--- BEGIN Given information ---
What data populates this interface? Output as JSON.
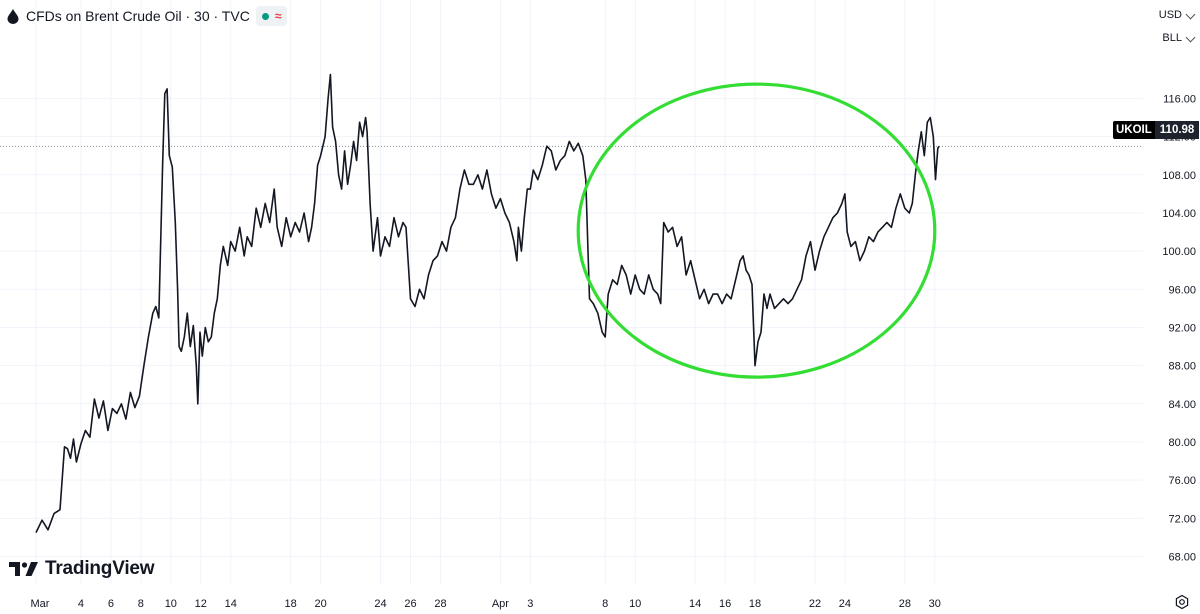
{
  "header": {
    "symbol_title": "CFDs on Brent Crude Oil · 30 · TVC"
  },
  "controls": {
    "currency": "USD",
    "unit": "BLL"
  },
  "branding": {
    "logo_text": "TradingView"
  },
  "price_tag": {
    "symbol": "UKOIL",
    "last_price": "110.98"
  },
  "icons": [
    "market-open-dot-icon",
    "delayed-data-icon",
    "chevron-down-icon",
    "tradingview-logo-icon",
    "settings-icon"
  ],
  "colors": {
    "series_line": "#131722",
    "highlight_ellipse": "#33dd33",
    "market_open": "#089981",
    "delayed": "#f23645"
  },
  "chart_data": {
    "type": "line",
    "title": "CFDs on Brent Crude Oil · 30 · TVC",
    "xlabel": "",
    "ylabel": "",
    "ylim": [
      68,
      119
    ],
    "y_ticks": [
      "116.00",
      "112.00",
      "108.00",
      "104.00",
      "100.00",
      "96.00",
      "92.00",
      "88.00",
      "84.00",
      "80.00",
      "76.00",
      "72.00",
      "68.00"
    ],
    "x_ticks": [
      "Mar",
      "4",
      "6",
      "8",
      "10",
      "12",
      "14",
      "18",
      "20",
      "24",
      "26",
      "28",
      "Apr",
      "3",
      "8",
      "10",
      "14",
      "16",
      "18",
      "22",
      "24",
      "28",
      "30"
    ],
    "x_tick_days": [
      0,
      3,
      5,
      7,
      9,
      11,
      13,
      17,
      19,
      23,
      25,
      27,
      31,
      33,
      38,
      40,
      44,
      46,
      48,
      52,
      54,
      58,
      60
    ],
    "x_unit": "days since Mar 1",
    "last_value": 110.98,
    "series": [
      {
        "values": [
          [
            0.0,
            70.5
          ],
          [
            0.4,
            71.8
          ],
          [
            0.8,
            70.8
          ],
          [
            1.2,
            72.5
          ],
          [
            1.6,
            72.9
          ],
          [
            1.9,
            79.5
          ],
          [
            2.1,
            79.3
          ],
          [
            2.3,
            78.3
          ],
          [
            2.5,
            80.3
          ],
          [
            2.7,
            77.9
          ],
          [
            3.0,
            79.8
          ],
          [
            3.3,
            81.2
          ],
          [
            3.6,
            80.5
          ],
          [
            3.9,
            84.5
          ],
          [
            4.2,
            82.5
          ],
          [
            4.5,
            84.3
          ],
          [
            4.8,
            81.2
          ],
          [
            5.1,
            83.5
          ],
          [
            5.4,
            83.0
          ],
          [
            5.7,
            84.0
          ],
          [
            6.0,
            82.4
          ],
          [
            6.3,
            85.2
          ],
          [
            6.6,
            83.6
          ],
          [
            6.9,
            84.8
          ],
          [
            7.2,
            88.0
          ],
          [
            7.5,
            91.0
          ],
          [
            7.8,
            93.5
          ],
          [
            8.0,
            94.2
          ],
          [
            8.2,
            93.0
          ],
          [
            8.45,
            109.0
          ],
          [
            8.6,
            116.5
          ],
          [
            8.75,
            117.0
          ],
          [
            8.9,
            110.0
          ],
          [
            9.1,
            108.8
          ],
          [
            9.3,
            103.0
          ],
          [
            9.45,
            96.0
          ],
          [
            9.55,
            90.0
          ],
          [
            9.7,
            89.5
          ],
          [
            9.9,
            91.0
          ],
          [
            10.1,
            93.5
          ],
          [
            10.3,
            90.0
          ],
          [
            10.5,
            92.2
          ],
          [
            10.7,
            88.0
          ],
          [
            10.8,
            84.0
          ],
          [
            10.95,
            91.5
          ],
          [
            11.1,
            89.0
          ],
          [
            11.3,
            92.0
          ],
          [
            11.5,
            90.5
          ],
          [
            11.7,
            91.0
          ],
          [
            11.9,
            93.5
          ],
          [
            12.1,
            95.0
          ],
          [
            12.3,
            98.5
          ],
          [
            12.5,
            100.5
          ],
          [
            12.8,
            98.5
          ],
          [
            13.0,
            101.0
          ],
          [
            13.3,
            100.0
          ],
          [
            13.6,
            102.5
          ],
          [
            13.9,
            99.5
          ],
          [
            14.1,
            101.5
          ],
          [
            14.4,
            100.5
          ],
          [
            14.7,
            104.5
          ],
          [
            15.0,
            102.5
          ],
          [
            15.3,
            105.0
          ],
          [
            15.6,
            103.0
          ],
          [
            15.9,
            106.5
          ],
          [
            16.1,
            102.5
          ],
          [
            16.4,
            100.5
          ],
          [
            16.7,
            103.5
          ],
          [
            17.0,
            101.5
          ],
          [
            17.3,
            103.0
          ],
          [
            17.6,
            102.0
          ],
          [
            17.9,
            104.0
          ],
          [
            18.2,
            101.0
          ],
          [
            18.4,
            102.5
          ],
          [
            18.6,
            105.0
          ],
          [
            18.8,
            109.0
          ],
          [
            19.0,
            110.0
          ],
          [
            19.3,
            112.0
          ],
          [
            19.5,
            116.0
          ],
          [
            19.65,
            118.5
          ],
          [
            19.8,
            113.0
          ],
          [
            20.0,
            111.5
          ],
          [
            20.2,
            108.0
          ],
          [
            20.4,
            106.5
          ],
          [
            20.6,
            110.5
          ],
          [
            20.8,
            107.0
          ],
          [
            21.0,
            109.0
          ],
          [
            21.2,
            111.5
          ],
          [
            21.4,
            109.5
          ],
          [
            21.6,
            113.5
          ],
          [
            21.8,
            112.0
          ],
          [
            22.0,
            114.0
          ],
          [
            22.1,
            112.5
          ],
          [
            22.3,
            105.0
          ],
          [
            22.5,
            100.0
          ],
          [
            22.8,
            103.5
          ],
          [
            23.0,
            99.5
          ],
          [
            23.3,
            101.5
          ],
          [
            23.6,
            100.5
          ],
          [
            23.9,
            103.5
          ],
          [
            24.2,
            101.5
          ],
          [
            24.5,
            103.0
          ],
          [
            24.7,
            102.5
          ],
          [
            25.0,
            95.0
          ],
          [
            25.3,
            94.2
          ],
          [
            25.6,
            96.0
          ],
          [
            25.9,
            95.0
          ],
          [
            26.2,
            97.5
          ],
          [
            26.5,
            99.0
          ],
          [
            26.8,
            99.5
          ],
          [
            27.1,
            101.0
          ],
          [
            27.4,
            100.0
          ],
          [
            27.7,
            102.5
          ],
          [
            28.0,
            103.5
          ],
          [
            28.3,
            106.5
          ],
          [
            28.6,
            108.5
          ],
          [
            28.9,
            107.0
          ],
          [
            29.2,
            107.0
          ],
          [
            29.5,
            108.0
          ],
          [
            29.8,
            106.5
          ],
          [
            30.1,
            108.5
          ],
          [
            30.4,
            106.0
          ],
          [
            30.7,
            104.5
          ],
          [
            31.0,
            105.5
          ],
          [
            31.3,
            104.0
          ],
          [
            31.6,
            103.0
          ],
          [
            31.9,
            101.0
          ],
          [
            32.1,
            99.0
          ],
          [
            32.2,
            102.5
          ],
          [
            32.4,
            100.0
          ],
          [
            32.6,
            103.5
          ],
          [
            32.8,
            106.5
          ],
          [
            33.0,
            106.5
          ],
          [
            33.2,
            108.5
          ],
          [
            33.5,
            107.5
          ],
          [
            33.8,
            109.0
          ],
          [
            34.1,
            111.0
          ],
          [
            34.4,
            110.5
          ],
          [
            34.7,
            108.5
          ],
          [
            35.0,
            109.5
          ],
          [
            35.3,
            110.0
          ],
          [
            35.6,
            111.5
          ],
          [
            35.9,
            110.5
          ],
          [
            36.2,
            111.3
          ],
          [
            36.5,
            110.0
          ],
          [
            36.7,
            107.5
          ],
          [
            36.85,
            100.0
          ],
          [
            36.95,
            95.0
          ],
          [
            37.2,
            94.5
          ],
          [
            37.5,
            93.5
          ],
          [
            37.8,
            91.5
          ],
          [
            38.0,
            91.0
          ],
          [
            38.2,
            95.5
          ],
          [
            38.5,
            97.0
          ],
          [
            38.8,
            96.5
          ],
          [
            39.1,
            98.5
          ],
          [
            39.4,
            97.5
          ],
          [
            39.7,
            95.5
          ],
          [
            40.0,
            97.5
          ],
          [
            40.3,
            96.0
          ],
          [
            40.6,
            95.5
          ],
          [
            40.9,
            97.5
          ],
          [
            41.2,
            96.0
          ],
          [
            41.5,
            95.5
          ],
          [
            41.7,
            94.5
          ],
          [
            41.9,
            103.0
          ],
          [
            42.2,
            102.0
          ],
          [
            42.5,
            102.5
          ],
          [
            42.8,
            100.5
          ],
          [
            43.1,
            101.5
          ],
          [
            43.4,
            97.5
          ],
          [
            43.7,
            99.0
          ],
          [
            44.0,
            97.0
          ],
          [
            44.3,
            95.0
          ],
          [
            44.6,
            96.0
          ],
          [
            44.9,
            94.5
          ],
          [
            45.2,
            95.5
          ],
          [
            45.5,
            95.5
          ],
          [
            45.8,
            94.5
          ],
          [
            46.1,
            95.5
          ],
          [
            46.4,
            95.0
          ],
          [
            46.7,
            97.0
          ],
          [
            47.0,
            99.0
          ],
          [
            47.2,
            99.5
          ],
          [
            47.4,
            98.0
          ],
          [
            47.6,
            97.5
          ],
          [
            47.8,
            96.5
          ],
          [
            48.0,
            88.0
          ],
          [
            48.2,
            90.5
          ],
          [
            48.4,
            91.5
          ],
          [
            48.6,
            95.5
          ],
          [
            48.8,
            94.0
          ],
          [
            49.0,
            95.5
          ],
          [
            49.3,
            94.0
          ],
          [
            49.6,
            94.5
          ],
          [
            49.9,
            95.0
          ],
          [
            50.2,
            94.5
          ],
          [
            50.5,
            95.0
          ],
          [
            50.8,
            96.0
          ],
          [
            51.1,
            97.0
          ],
          [
            51.4,
            99.5
          ],
          [
            51.7,
            101.0
          ],
          [
            52.0,
            98.0
          ],
          [
            52.3,
            100.0
          ],
          [
            52.6,
            101.5
          ],
          [
            52.9,
            102.5
          ],
          [
            53.2,
            103.5
          ],
          [
            53.5,
            104.0
          ],
          [
            53.8,
            105.0
          ],
          [
            54.0,
            106.0
          ],
          [
            54.15,
            102.0
          ],
          [
            54.4,
            100.5
          ],
          [
            54.7,
            101.0
          ],
          [
            55.0,
            99.0
          ],
          [
            55.3,
            100.0
          ],
          [
            55.6,
            101.5
          ],
          [
            55.9,
            101.0
          ],
          [
            56.2,
            102.0
          ],
          [
            56.5,
            102.5
          ],
          [
            56.8,
            103.0
          ],
          [
            57.1,
            102.5
          ],
          [
            57.4,
            104.5
          ],
          [
            57.7,
            106.0
          ],
          [
            58.0,
            104.5
          ],
          [
            58.3,
            104.0
          ],
          [
            58.5,
            105.0
          ],
          [
            58.7,
            108.0
          ],
          [
            58.9,
            110.5
          ],
          [
            59.1,
            112.5
          ],
          [
            59.3,
            110.0
          ],
          [
            59.5,
            113.5
          ],
          [
            59.7,
            114.0
          ],
          [
            59.9,
            112.0
          ],
          [
            60.05,
            107.5
          ],
          [
            60.2,
            110.8
          ],
          [
            60.3,
            110.98
          ]
        ]
      }
    ],
    "annotations": [
      {
        "type": "ellipse",
        "color": "#33dd33",
        "from_day": 36.2,
        "to_day": 60.0,
        "from_price": 86.8,
        "to_price": 117.5
      }
    ],
    "reference_lines": [
      {
        "type": "last-price",
        "style": "dotted",
        "value": 110.98
      }
    ],
    "grid": true,
    "legend": "none"
  }
}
--- END Given information ---
# Problem to solve
Whichever lines contain the string "Crude", select and copy them.

# Output for this task
    "symbol_title": "CFDs on Brent Crude Oil · 30 · TVC"
    "title": "CFDs on Brent Crude Oil · 30 · TVC",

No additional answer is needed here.